_DIRECTIONS FOR THIS TASK:_
Find the lines that contain the word "SESJA" and copy each one.

▶

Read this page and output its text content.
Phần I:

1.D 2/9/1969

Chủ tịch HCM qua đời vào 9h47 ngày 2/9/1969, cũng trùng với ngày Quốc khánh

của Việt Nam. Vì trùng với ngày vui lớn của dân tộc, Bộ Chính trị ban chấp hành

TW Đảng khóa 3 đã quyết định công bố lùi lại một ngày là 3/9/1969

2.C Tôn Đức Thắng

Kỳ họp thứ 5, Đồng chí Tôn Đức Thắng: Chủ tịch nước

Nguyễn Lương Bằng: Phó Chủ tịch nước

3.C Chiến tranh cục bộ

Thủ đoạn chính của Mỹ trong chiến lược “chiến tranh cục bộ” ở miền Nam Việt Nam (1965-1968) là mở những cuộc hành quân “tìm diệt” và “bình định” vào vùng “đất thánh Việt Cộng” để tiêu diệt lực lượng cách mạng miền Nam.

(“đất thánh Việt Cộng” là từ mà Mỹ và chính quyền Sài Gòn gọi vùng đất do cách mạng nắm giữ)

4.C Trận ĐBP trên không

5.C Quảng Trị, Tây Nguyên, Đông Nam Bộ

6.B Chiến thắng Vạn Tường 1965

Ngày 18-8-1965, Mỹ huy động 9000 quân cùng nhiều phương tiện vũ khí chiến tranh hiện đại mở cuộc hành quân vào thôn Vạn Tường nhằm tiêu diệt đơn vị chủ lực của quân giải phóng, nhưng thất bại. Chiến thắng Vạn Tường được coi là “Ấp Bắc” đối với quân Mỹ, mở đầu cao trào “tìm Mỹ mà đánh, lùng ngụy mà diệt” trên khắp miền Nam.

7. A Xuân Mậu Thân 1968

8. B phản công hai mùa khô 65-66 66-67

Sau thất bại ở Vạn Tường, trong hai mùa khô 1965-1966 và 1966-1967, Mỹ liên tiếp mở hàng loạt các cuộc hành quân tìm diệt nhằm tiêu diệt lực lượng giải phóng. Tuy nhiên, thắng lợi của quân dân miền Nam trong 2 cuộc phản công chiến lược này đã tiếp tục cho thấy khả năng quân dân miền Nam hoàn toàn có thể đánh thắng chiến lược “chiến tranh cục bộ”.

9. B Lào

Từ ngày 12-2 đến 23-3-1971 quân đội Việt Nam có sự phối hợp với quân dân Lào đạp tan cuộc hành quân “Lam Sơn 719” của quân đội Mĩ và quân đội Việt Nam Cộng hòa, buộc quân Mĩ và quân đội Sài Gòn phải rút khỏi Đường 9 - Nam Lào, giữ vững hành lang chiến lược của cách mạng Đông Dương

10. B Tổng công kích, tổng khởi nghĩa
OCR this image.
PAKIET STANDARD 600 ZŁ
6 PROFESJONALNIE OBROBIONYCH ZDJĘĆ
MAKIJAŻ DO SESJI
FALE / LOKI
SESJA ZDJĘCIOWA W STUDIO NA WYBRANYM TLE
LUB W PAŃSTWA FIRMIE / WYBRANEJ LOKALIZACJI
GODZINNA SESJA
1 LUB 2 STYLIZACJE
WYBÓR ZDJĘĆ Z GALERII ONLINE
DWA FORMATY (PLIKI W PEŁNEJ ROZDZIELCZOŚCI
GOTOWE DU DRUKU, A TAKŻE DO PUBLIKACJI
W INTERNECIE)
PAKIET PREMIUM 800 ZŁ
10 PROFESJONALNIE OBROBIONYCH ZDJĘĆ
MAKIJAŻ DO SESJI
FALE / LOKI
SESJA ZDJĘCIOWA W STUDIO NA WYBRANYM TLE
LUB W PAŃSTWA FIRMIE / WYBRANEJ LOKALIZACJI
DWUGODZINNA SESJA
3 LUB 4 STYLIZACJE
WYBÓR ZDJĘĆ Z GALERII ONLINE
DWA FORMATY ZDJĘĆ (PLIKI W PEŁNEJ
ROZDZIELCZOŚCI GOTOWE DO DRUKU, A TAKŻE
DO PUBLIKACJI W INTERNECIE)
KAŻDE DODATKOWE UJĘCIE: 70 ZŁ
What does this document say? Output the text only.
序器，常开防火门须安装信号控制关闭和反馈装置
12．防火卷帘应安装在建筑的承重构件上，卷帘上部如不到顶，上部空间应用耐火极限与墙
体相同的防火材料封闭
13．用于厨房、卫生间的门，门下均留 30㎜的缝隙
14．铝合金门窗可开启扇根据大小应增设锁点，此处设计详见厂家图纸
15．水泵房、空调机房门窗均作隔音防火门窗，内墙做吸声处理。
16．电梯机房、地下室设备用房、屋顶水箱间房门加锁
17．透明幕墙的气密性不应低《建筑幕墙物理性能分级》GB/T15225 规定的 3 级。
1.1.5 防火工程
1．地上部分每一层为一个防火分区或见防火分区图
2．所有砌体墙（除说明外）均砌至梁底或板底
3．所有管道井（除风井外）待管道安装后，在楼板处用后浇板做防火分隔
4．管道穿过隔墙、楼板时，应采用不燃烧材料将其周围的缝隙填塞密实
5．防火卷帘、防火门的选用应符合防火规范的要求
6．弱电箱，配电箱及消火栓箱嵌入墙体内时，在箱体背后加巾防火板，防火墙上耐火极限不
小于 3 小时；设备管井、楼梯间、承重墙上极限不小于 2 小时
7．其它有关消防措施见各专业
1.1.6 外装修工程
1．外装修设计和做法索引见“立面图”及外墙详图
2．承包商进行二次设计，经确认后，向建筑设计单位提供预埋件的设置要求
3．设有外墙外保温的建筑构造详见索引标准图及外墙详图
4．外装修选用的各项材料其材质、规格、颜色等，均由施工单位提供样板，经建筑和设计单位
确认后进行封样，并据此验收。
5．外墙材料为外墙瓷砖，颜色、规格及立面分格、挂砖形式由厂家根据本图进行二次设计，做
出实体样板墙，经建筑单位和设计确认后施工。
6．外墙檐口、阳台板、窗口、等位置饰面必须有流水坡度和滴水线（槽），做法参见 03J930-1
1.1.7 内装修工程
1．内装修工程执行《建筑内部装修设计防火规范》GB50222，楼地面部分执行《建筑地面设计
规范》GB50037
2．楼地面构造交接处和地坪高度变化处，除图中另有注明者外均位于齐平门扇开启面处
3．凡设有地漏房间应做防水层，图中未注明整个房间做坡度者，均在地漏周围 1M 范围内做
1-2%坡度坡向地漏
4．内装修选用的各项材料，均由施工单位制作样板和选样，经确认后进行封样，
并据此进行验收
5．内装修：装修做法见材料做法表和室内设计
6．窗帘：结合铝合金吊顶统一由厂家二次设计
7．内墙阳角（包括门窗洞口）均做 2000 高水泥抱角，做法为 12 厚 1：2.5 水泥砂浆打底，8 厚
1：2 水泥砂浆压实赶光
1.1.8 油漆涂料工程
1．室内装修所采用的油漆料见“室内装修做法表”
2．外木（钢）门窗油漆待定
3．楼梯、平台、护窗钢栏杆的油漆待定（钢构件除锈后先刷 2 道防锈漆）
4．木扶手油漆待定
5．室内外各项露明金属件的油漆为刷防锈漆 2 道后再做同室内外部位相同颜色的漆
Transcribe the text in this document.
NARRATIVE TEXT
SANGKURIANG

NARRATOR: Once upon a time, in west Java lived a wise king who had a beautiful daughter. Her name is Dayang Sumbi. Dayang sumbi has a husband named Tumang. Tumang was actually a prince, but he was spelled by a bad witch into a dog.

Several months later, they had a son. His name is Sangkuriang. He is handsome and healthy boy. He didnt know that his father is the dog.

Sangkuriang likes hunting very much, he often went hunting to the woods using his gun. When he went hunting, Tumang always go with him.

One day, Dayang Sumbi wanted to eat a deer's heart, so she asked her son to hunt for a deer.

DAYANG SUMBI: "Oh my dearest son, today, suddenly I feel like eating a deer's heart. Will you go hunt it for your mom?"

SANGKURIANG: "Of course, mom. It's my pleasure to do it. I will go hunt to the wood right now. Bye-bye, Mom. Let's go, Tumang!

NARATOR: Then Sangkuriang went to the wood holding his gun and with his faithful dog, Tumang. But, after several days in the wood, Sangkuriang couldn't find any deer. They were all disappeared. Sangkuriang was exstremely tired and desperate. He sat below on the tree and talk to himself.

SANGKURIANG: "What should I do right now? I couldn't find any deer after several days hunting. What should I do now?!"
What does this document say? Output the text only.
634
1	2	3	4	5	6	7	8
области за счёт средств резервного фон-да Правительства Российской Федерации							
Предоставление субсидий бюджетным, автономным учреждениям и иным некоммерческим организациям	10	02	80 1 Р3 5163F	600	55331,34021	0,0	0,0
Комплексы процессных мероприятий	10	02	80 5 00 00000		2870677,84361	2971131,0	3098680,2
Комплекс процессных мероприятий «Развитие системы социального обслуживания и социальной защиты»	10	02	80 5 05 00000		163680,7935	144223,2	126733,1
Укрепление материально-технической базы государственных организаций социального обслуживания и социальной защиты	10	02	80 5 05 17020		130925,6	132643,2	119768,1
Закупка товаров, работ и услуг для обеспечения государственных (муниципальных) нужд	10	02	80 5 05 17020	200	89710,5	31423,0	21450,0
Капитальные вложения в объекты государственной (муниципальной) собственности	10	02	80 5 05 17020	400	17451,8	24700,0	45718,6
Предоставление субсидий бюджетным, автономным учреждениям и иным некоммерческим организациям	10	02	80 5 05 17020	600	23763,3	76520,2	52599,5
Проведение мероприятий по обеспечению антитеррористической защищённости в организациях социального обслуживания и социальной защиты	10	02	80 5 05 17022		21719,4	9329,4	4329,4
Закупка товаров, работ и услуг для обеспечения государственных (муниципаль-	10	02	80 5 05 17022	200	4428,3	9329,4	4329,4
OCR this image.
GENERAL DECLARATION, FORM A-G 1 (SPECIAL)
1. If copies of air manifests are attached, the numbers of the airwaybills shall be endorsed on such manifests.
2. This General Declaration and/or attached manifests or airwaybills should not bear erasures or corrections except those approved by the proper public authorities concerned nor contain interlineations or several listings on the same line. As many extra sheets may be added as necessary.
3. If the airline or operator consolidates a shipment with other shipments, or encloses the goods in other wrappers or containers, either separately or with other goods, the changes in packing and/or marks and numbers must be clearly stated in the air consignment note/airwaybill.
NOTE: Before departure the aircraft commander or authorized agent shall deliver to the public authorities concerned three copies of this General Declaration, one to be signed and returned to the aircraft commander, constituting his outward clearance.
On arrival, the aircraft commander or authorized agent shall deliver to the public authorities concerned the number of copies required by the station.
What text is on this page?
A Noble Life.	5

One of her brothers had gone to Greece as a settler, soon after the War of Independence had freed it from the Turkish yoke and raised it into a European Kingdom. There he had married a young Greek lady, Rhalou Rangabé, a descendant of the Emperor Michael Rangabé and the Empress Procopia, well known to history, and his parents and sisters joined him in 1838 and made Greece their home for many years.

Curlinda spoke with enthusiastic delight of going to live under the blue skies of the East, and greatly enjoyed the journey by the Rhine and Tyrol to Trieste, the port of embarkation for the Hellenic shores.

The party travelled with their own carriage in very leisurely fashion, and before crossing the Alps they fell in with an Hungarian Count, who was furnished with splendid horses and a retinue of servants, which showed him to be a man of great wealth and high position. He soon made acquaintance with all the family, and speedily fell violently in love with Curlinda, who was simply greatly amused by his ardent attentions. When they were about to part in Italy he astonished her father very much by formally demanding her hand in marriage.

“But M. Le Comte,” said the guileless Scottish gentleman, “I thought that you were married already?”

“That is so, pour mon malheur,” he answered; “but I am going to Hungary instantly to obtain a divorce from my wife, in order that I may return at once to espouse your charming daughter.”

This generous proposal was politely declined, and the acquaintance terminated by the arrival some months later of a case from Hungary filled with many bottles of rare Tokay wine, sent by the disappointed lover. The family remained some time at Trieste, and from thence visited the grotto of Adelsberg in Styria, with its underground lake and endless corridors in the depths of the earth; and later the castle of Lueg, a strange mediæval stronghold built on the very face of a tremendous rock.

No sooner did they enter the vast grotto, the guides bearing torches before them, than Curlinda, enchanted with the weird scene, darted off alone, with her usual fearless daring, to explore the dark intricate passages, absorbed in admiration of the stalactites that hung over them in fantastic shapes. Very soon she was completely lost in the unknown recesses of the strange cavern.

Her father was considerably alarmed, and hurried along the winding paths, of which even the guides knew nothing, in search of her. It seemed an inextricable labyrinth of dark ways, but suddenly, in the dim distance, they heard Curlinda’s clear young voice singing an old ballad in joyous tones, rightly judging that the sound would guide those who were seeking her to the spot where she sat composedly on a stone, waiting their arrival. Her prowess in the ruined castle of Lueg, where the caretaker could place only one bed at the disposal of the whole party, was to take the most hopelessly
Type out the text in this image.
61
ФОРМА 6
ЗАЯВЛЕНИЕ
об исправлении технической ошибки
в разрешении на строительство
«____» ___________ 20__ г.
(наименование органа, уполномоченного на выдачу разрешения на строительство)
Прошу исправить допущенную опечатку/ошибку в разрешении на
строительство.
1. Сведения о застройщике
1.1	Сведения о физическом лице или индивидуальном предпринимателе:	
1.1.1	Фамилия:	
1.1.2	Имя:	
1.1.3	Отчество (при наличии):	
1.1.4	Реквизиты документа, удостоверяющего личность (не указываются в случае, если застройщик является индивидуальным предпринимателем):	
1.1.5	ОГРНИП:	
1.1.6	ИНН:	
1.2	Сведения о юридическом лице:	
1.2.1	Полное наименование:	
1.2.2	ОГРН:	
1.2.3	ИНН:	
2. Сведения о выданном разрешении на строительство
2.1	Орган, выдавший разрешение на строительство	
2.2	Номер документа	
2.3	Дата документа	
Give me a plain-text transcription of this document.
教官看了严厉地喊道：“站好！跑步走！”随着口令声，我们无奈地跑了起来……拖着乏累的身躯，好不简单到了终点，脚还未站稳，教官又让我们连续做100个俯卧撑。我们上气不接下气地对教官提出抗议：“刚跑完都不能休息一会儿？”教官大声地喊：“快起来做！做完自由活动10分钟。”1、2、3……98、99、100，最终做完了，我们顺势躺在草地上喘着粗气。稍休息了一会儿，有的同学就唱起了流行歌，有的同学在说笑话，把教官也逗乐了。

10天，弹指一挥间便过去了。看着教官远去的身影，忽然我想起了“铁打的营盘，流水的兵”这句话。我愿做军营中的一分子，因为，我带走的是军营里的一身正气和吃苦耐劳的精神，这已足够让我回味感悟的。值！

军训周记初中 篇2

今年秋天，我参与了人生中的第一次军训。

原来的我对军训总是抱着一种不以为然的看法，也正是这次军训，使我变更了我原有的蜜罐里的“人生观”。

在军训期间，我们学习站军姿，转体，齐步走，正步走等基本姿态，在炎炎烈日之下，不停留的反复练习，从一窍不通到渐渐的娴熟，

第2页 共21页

◀

_RESPONSE BELOW:_
SESJA ZDJĘCIOWA W STUDIO NA WYBRANYM TLE
GODZINNA SESJA
SESJA ZDJĘCIOWA W STUDIO NA WYBRANYM TLE
DWUGODZINNA SESJA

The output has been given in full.